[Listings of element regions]
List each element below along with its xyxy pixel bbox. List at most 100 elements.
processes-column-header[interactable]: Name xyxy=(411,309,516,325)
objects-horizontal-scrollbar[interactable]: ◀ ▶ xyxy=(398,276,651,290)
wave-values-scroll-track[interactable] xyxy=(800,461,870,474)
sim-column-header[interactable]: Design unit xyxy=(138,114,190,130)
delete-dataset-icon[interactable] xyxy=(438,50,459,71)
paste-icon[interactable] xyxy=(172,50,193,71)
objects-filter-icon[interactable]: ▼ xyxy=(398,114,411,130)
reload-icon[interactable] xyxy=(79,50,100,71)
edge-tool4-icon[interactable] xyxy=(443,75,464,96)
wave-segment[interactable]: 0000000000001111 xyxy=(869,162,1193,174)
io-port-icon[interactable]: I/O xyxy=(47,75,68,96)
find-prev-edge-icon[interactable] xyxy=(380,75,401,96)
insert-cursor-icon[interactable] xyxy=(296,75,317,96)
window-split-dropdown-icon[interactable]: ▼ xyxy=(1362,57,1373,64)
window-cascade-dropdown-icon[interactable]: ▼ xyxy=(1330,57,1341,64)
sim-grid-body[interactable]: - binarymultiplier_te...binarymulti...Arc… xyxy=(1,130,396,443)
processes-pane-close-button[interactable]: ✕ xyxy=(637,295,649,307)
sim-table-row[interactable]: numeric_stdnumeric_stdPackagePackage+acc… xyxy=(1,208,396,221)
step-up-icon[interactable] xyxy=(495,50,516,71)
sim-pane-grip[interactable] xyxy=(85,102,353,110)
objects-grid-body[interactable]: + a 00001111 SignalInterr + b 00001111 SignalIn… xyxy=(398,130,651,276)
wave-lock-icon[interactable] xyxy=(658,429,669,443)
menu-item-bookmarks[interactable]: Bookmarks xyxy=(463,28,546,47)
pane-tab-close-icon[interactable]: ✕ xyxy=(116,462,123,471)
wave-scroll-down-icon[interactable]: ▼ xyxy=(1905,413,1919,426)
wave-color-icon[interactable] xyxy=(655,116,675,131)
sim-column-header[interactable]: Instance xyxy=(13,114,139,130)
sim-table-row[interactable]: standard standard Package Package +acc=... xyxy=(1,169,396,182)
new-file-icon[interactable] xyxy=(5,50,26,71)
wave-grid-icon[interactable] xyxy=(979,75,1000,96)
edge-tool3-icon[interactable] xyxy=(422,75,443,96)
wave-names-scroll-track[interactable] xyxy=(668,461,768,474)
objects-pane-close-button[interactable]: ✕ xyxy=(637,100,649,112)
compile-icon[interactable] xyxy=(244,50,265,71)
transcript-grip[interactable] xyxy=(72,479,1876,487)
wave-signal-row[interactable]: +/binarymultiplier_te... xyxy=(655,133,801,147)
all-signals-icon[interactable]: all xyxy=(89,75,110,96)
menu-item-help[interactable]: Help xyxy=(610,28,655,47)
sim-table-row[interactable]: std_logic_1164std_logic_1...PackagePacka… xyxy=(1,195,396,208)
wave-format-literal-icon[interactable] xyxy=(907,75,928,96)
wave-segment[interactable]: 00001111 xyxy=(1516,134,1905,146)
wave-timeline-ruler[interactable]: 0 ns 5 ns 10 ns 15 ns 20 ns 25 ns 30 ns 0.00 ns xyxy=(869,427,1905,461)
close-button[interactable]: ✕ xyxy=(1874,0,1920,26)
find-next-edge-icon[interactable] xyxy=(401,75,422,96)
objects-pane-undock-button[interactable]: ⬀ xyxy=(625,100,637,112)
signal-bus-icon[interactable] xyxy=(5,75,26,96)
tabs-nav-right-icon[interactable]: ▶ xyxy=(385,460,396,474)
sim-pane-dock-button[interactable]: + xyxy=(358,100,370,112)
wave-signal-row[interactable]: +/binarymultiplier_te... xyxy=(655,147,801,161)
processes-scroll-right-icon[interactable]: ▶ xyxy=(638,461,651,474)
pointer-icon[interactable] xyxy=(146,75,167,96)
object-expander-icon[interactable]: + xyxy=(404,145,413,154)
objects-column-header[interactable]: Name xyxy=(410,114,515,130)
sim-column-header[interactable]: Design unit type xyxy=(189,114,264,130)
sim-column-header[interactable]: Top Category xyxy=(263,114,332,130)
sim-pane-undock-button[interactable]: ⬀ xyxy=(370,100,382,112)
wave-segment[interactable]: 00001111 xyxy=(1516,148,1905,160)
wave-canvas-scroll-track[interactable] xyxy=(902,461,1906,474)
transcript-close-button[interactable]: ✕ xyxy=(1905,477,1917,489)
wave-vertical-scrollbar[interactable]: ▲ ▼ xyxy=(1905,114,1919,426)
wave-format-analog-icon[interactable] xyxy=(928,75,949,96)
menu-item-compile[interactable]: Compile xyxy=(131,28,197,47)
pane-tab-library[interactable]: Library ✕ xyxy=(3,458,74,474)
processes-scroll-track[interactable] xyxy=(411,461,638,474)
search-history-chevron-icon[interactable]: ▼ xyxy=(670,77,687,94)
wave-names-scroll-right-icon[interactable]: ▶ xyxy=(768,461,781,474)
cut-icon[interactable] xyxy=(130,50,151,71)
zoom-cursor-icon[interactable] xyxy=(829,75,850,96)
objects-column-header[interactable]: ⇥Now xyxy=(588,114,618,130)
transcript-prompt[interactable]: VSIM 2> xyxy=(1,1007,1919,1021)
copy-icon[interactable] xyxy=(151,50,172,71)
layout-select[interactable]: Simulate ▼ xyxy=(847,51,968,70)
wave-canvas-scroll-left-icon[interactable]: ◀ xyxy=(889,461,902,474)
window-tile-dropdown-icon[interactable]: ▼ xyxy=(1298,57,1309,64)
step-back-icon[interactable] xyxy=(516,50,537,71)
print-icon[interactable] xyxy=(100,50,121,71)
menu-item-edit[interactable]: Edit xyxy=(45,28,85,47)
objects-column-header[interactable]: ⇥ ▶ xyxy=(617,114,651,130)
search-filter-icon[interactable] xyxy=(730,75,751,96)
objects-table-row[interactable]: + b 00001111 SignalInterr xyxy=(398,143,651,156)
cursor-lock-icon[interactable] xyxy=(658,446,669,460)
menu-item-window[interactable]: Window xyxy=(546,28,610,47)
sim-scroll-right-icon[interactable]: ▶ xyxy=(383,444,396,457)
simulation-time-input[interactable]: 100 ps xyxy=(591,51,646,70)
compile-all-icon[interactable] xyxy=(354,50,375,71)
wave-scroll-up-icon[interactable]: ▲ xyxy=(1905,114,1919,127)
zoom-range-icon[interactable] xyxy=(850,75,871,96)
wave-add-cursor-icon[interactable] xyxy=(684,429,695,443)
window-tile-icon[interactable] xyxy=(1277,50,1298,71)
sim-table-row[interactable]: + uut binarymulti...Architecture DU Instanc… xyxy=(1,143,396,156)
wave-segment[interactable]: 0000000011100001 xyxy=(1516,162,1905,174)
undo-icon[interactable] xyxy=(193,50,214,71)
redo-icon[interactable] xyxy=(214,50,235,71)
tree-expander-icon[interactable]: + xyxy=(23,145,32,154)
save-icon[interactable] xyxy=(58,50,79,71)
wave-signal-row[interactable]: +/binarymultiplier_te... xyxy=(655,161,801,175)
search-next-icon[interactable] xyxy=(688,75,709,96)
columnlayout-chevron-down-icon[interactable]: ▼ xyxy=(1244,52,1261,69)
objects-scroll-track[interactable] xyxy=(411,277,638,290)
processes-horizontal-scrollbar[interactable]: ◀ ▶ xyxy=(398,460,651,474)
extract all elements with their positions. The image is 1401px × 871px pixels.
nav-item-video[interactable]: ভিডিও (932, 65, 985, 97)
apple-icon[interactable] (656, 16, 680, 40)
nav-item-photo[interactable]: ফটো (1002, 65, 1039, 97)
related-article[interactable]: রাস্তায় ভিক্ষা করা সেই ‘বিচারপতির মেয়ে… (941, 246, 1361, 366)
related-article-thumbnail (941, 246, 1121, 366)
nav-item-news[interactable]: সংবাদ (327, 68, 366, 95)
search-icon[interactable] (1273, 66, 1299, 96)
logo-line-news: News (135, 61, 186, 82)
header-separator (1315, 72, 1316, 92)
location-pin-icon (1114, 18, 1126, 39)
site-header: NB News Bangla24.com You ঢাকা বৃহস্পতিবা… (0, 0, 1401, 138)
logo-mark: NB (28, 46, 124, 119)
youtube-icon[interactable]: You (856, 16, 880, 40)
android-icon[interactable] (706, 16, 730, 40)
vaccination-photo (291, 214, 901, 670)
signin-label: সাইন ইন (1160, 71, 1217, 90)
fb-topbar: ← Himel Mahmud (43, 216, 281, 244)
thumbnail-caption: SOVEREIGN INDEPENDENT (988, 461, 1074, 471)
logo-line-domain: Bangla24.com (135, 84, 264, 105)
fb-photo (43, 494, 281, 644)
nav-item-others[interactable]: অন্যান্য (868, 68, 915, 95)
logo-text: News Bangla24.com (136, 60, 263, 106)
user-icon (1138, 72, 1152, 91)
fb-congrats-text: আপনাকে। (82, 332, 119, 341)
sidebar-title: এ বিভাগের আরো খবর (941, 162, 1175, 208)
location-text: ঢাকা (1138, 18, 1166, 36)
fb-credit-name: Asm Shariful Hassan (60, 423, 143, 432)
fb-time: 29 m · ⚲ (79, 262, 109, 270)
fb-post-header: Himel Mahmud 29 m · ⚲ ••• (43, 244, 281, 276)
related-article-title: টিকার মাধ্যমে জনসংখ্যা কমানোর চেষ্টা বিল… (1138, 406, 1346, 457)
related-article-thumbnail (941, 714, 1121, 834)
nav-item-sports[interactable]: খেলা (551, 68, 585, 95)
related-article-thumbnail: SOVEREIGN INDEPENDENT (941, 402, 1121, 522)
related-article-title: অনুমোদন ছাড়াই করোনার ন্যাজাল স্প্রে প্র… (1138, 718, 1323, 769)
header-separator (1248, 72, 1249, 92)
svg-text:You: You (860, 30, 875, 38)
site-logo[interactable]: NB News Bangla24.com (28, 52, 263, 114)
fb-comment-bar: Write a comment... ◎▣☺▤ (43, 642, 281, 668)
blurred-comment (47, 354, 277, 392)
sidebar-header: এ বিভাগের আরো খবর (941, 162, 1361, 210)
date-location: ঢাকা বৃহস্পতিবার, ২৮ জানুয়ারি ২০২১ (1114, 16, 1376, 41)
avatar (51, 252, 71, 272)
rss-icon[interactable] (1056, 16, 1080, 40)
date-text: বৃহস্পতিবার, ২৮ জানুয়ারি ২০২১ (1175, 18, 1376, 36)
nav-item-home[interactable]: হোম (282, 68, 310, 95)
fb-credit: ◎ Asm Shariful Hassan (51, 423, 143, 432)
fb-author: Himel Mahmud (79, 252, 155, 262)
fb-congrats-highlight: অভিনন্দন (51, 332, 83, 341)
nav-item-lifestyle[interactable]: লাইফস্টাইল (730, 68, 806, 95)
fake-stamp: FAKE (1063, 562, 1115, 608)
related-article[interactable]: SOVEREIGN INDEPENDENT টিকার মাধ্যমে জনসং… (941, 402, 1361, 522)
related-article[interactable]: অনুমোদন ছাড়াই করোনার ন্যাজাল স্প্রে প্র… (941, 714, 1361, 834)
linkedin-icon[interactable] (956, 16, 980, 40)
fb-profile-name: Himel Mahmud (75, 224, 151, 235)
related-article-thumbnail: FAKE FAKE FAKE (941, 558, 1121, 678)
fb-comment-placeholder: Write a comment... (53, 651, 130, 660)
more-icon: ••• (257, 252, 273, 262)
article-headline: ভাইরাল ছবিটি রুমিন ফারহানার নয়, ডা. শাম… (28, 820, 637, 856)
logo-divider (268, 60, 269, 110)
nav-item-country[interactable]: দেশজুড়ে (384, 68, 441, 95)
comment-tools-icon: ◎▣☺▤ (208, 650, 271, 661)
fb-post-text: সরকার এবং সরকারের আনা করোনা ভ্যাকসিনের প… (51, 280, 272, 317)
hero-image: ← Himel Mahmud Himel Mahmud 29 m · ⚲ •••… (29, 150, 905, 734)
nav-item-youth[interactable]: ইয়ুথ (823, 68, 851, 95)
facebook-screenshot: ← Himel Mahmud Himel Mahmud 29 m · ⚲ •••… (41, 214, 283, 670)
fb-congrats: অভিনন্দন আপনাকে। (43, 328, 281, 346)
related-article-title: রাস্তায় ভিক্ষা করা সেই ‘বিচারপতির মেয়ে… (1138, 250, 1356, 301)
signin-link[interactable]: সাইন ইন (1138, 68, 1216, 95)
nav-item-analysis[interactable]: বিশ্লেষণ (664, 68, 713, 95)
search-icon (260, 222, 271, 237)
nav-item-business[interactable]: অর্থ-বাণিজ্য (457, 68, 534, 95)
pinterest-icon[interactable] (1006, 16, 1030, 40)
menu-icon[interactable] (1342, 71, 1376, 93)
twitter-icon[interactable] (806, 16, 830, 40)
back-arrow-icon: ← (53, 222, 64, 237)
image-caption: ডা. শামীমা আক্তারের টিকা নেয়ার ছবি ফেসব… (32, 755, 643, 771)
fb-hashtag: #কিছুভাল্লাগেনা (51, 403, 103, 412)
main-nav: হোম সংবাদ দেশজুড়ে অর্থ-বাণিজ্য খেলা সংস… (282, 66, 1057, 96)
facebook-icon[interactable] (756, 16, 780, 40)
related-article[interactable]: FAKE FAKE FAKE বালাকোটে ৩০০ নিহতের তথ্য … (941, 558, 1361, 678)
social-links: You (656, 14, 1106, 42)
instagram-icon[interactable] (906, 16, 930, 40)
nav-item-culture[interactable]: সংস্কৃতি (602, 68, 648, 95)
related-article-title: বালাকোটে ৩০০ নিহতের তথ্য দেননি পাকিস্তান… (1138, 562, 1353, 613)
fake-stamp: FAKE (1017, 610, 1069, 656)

## AIM OF THE EXERCISE
Please pull out the lines running from the start of the records through the line containing "io-port-icon[interactable]: I/O xyxy=(47,75,68,96)", including that line, and copy them without any change.

## SOLUTION FOR THIS TASK
List each element below along with its xyxy pixel bbox. List at most 100 elements.
processes-column-header[interactable]: Name xyxy=(411,309,516,325)
objects-horizontal-scrollbar[interactable]: ◀ ▶ xyxy=(398,276,651,290)
wave-values-scroll-track[interactable] xyxy=(800,461,870,474)
sim-column-header[interactable]: Design unit xyxy=(138,114,190,130)
delete-dataset-icon[interactable] xyxy=(438,50,459,71)
paste-icon[interactable] xyxy=(172,50,193,71)
objects-filter-icon[interactable]: ▼ xyxy=(398,114,411,130)
reload-icon[interactable] xyxy=(79,50,100,71)
edge-tool4-icon[interactable] xyxy=(443,75,464,96)
wave-segment[interactable]: 0000000000001111 xyxy=(869,162,1193,174)
io-port-icon[interactable]: I/O xyxy=(47,75,68,96)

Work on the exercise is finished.